REQUIREMENT: Look through the data for the string "likes". Copy every line where it is found.

EXTRACTED DATA:
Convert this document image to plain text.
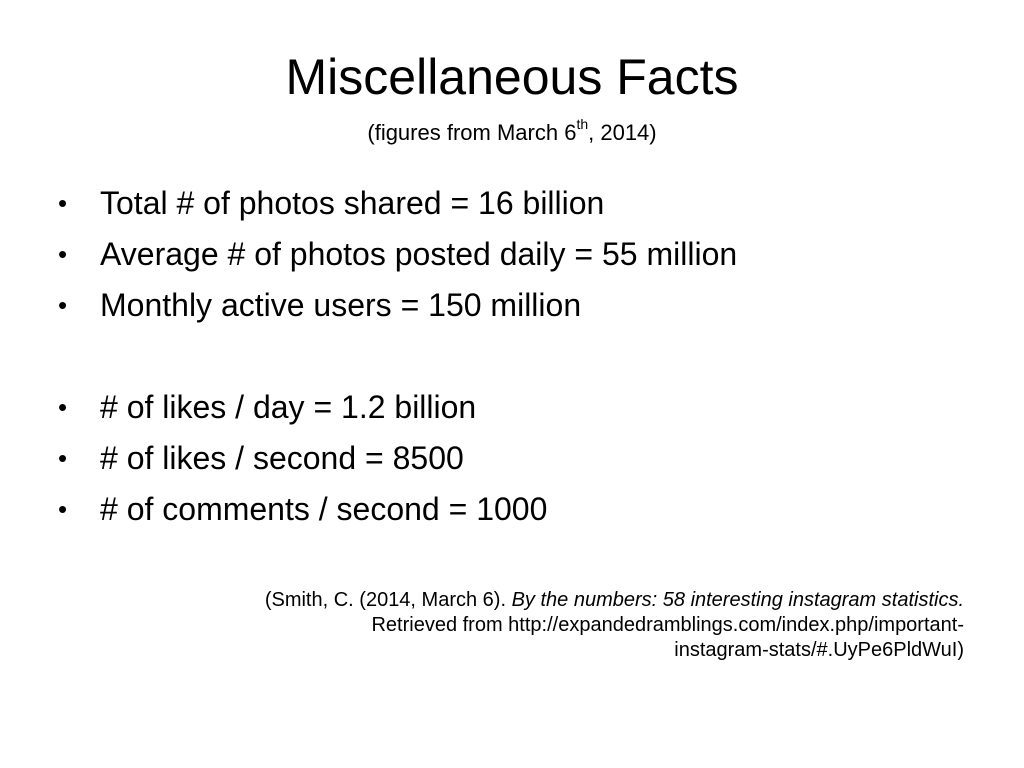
Miscellaneous Facts
(figures from March 6th, 2014)
• Total # of photos shared = 16 billion
• Average # of photos posted daily = 55 million
• Monthly active users = 150 million
• # of likes / day = 1.2 billion
• # of likes / second = 8500
• # of comments / second = 1000
(Smith, C. (2014, March 6). By the numbers: 58 interesting instagram statistics.
Retrieved from http://expandedramblings.com/index.php/important-
instagram-stats/#.UyPe6PldWuI)
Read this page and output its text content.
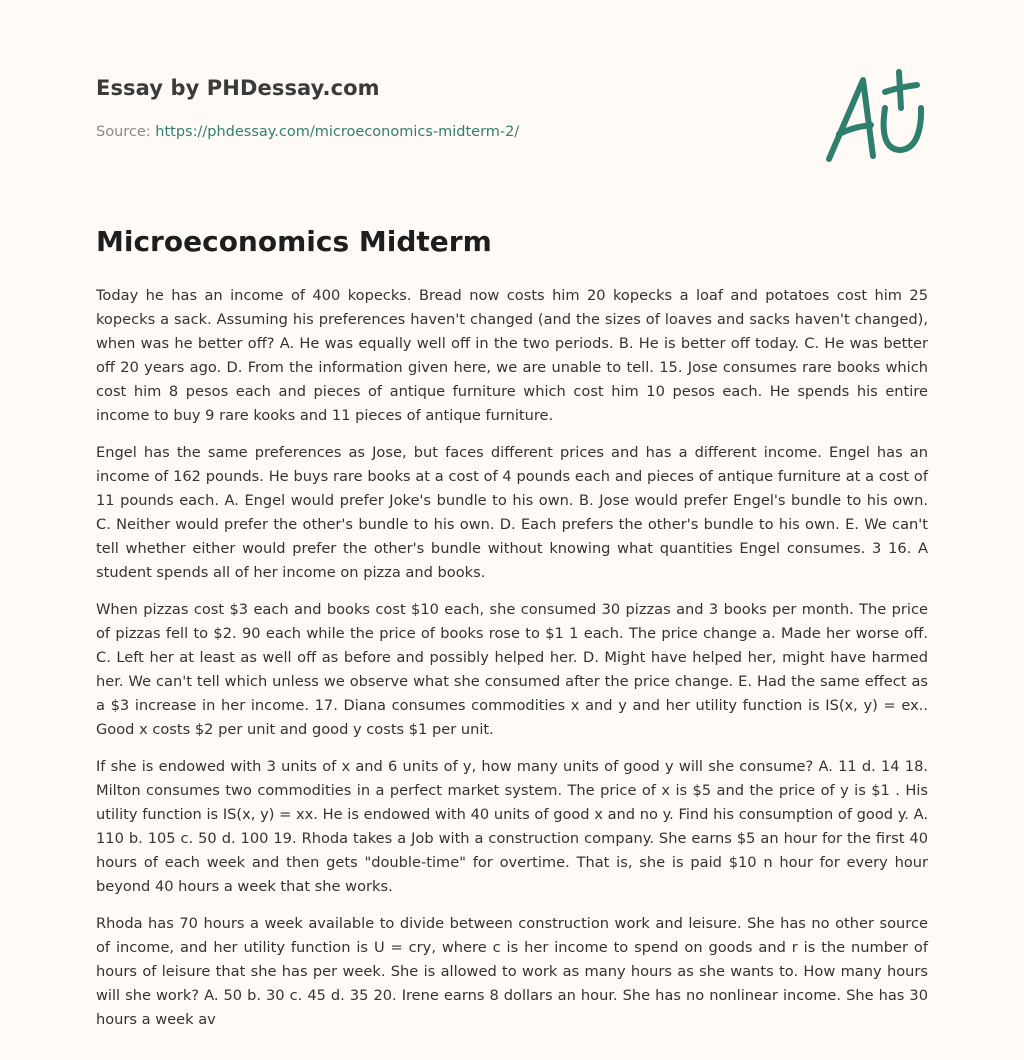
Essay by PHDessay.com
Source: https://phdessay.com/microeconomics-midterm-2/
Microeconomics Midterm

Today he has an income of 400 kopecks. Bread now costs him 20 kopecks a loaf and potatoes cost him 25 kopecks a sack. Assuming his preferences haven't changed (and the sizes of loaves and sacks haven't changed), when was he better off? A. He was equally well off in the two periods. B. He is better off today. C. He was better off 20 years ago. D. From the information given here, we are unable to tell. 15. Jose consumes rare books which cost him 8 pesos each and pieces of antique furniture which cost him 10 pesos each. He spends his entire income to buy 9 rare kooks and 11 pieces of antique furniture.

Engel has the same preferences as Jose, but faces different prices and has a different income. Engel has an income of 162 pounds. He buys rare books at a cost of 4 pounds each and pieces of antique furniture at a cost of 11 pounds each. A. Engel would prefer Joke's bundle to his own. B. Jose would prefer Engel's bundle to his own. C. Neither would prefer the other's bundle to his own. D. Each prefers the other's bundle to his own. E. We can't tell whether either would prefer the other's bundle without knowing what quantities Engel consumes. 3 16. A student spends all of her income on pizza and books.

When pizzas cost $3 each and books cost $10 each, she consumed 30 pizzas and 3 books per month. The price of pizzas fell to $2. 90 each while the price of books rose to $1 1 each. The price change a. Made her worse off. C. Left her at least as well off as before and possibly helped her. D. Might have helped her, might have harmed her. We can't tell which unless we observe what she consumed after the price change. E. Had the same effect as a $3 increase in her income. 17. Diana consumes commodities x and y and her utility function is IS(x, y) = ex.. Good x costs $2 per unit and good y costs $1 per unit.

If she is endowed with 3 units of x and 6 units of y, how many units of good y will she consume? A. 11 d. 14 18. Milton consumes two commodities in a perfect market system. The price of x is $5 and the price of y is $1 . His utility function is IS(x, y) = xx. He is endowed with 40 units of good x and no y. Find his consumption of good y. A. 110 b. 105 c. 50 d. 100 19. Rhoda takes a Job with a construction company. She earns $5 an hour for the first 40 hours of each week and then gets "double-time" for overtime. That is, she is paid $10 n hour for every hour beyond 40 hours a week that she works.

Rhoda has 70 hours a week available to divide between construction work and leisure. She has no other source of income, and her utility function is U = cry, where c is her income to spend on goods and r is the number of hours of leisure that she has per week. She is allowed to work as many hours as she wants to. How many hours will she work? A. 50 b. 30 c. 45 d. 35 20. Irene earns 8 dollars an hour. She has no nonlinear income. She has 30 hours a week av
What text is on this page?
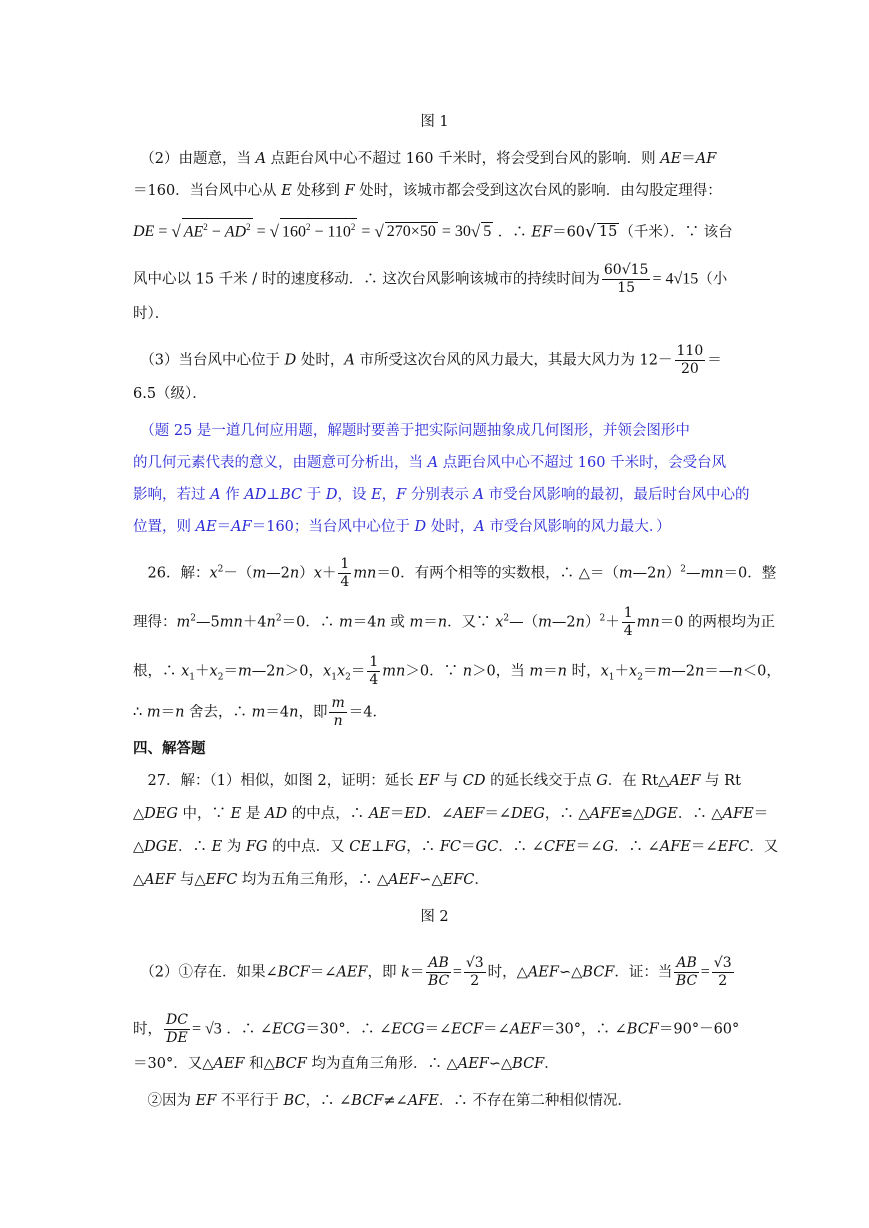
图 1
　（2）由题意，当 A 点距台风中心不超过 160 千米时，将会受到台风的影响．则 AE＝AF
＝160．当台风中心从 E 处移到 F 处时，该城市都会受到这次台风的影响．由勾股定理得：
DE = √ $AE^2 - AD^2$ = √ $160^2 - 110^2$ = √ 270×50 = 30√ 5 ．∴ EF＝60√ 15 （千米）．∵ 该台
风中心以 15 千米 / 时的速度移动．∴ 这次台风影响该城市的持续时间为 $\frac{60√15}{15} = 4√15$（小
时）．
　（3）当台风中心位于 D 处时，A 市所受这次台风的风力最大，其最大风力为 $12- \frac{110}{20}$ ＝
6.5（级）．
　（题 25 是一道几何应用题，解题时要善于把实际问题抽象成几何图形，并领会图形中
的几何元素代表的意义，由题意可分析出，当 A 点距台风中心不超过 160 千米时，会受台风
影响，若过 A 作 AD⊥BC 于 D，设 E，F 分别表示 A 市受台风影响的最初，最后时台风中心的
位置，则 AE＝AF＝160；当台风中心位于 D 处时，A 市受台风影响的风力最大．）
　26．解：$x^2-(m—2n)x+ \frac{1}{4} mn=0$．有两个相等的实数根，∴ △＝（m—2n）$^2$—mn＝0．整
理得：$m^2—5mn+4n^2=0$．∴ m＝4n 或 m＝n．又∵ $x^2—(m—2n)^2+ \frac{1}{4} mn=0$ 的两根均为正
根，∴ $x_1+x_2=m—2n>0$，$x_1x_2= \frac{1}{4} mn>0$．∵ n＞0，当 m＝n 时，$x_1+x_2=m—2n=—n<0$，
∴ m＝n 舍去，∴ m＝4n，即 $\frac{m}{n} =4$．
四、解答题
　27．解：（1）相似，如图 2，证明：延长 EF 与 CD 的延长线交于点 G．在 Rt△AEF 与 Rt
△DEG 中，∵ E 是 AD 的中点，∴ AE＝ED．∠AEF＝∠DEG，∴ △AFE≌△DGE．∴ △AFE＝
△DGE．∴ E 为 FG 的中点．又 CE⊥FG，∴ FC＝GC．∴ ∠CFE＝∠G．∴ ∠AFE＝∠EFC．又
△AEF 与△EFC 均为五角三角形，∴ △AEF∽△EFC．
图 2
　（2）①存在．如果∠BCF＝∠AEF，即 $k= \frac{AB}{BC} = \frac{√3}{2}$ 时，△AEF∽△BCF．证：当 $\frac{AB}{BC} = \frac{√3}{2}$
时， $\frac{DC}{DE} = √3$ ．∴ ∠ECG＝30°．∴ ∠ECG＝∠ECF＝∠AEF＝30°，∴ ∠BCF＝90°－60°
＝30°．又△AEF 和△BCF 均为直角三角形．∴ △AEF∽△BCF．
　②因为 EF 不平行于 BC，∴ ∠BCF≠∠AFE．∴ 不存在第二种相似情况．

SOLUTION BELOW:
• # of likes / day = 1.2 billion
• # of likes / second = 8500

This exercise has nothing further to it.